Records from a collection of figures:
++++++++++

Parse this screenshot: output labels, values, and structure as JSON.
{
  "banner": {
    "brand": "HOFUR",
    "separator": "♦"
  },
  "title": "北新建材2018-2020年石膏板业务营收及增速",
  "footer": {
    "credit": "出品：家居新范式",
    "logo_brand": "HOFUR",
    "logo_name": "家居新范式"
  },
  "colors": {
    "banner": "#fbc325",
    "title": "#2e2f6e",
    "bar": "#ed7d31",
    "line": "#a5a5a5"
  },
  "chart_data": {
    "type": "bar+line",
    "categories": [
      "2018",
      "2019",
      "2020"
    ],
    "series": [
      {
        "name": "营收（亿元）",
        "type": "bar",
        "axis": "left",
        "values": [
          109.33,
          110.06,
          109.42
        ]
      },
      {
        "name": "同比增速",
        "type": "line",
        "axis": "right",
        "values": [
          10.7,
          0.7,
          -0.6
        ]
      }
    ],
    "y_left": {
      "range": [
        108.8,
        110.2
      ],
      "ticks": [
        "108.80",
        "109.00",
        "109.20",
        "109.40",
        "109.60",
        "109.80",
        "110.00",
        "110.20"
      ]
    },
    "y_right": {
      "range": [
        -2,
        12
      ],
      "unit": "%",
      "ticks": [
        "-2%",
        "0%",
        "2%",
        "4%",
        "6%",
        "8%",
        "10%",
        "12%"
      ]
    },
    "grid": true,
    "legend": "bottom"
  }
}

++++++++++

▸ WRITTEN REQUEST
Retype the listing. Match it exactly.

▸ TASK RESULT
Parse this screenshot: output labels, values, and structure as JSON.
{
  "banner": {
    "brand": "HOFUR",
    "separator": "♦"
  },
  "title": "北新建材2018-2020年石膏板业务营收及增速",
  "footer": {
    "credit": "出品：家居新范式",
    "logo_brand": "HOFUR",
    "logo_name": "家居新范式"
  },
  "colors": {
    "banner": "#fbc325",
    "title": "#2e2f6e",
    "bar": "#ed7d31",
    "line": "#a5a5a5"
  },
  "chart_data": {
    "type": "bar+line",
    "categories": [
      "2018",
      "2019",
      "2020"
    ],
    "series": [
      {
        "name": "营收（亿元）",
        "type": "bar",
        "axis": "left",
        "values": [
          109.33,
          110.06,
          109.42
        ]
      },
      {
        "name": "同比增速",
        "type": "line",
        "axis": "right",
        "values": [
          10.7,
          0.7,
          -0.6
        ]
      }
    ],
    "y_left": {
      "range": [
        108.8,
        110.2
      ],
      "ticks": [
        "108.80",
        "109.00",
        "109.20",
        "109.40",
        "109.60",
        "109.80",
        "110.00",
        "110.20"
      ]
    },
    "y_right": {
      "range": [
        -2,
        12
      ],
      "unit": "%",
      "ticks": [
        "-2%",
        "0%",
        "2%",
        "4%",
        "6%",
        "8%",
        "10%",
        "12%"
      ]
    },
    "grid": true,
    "legend": "bottom"
  }
}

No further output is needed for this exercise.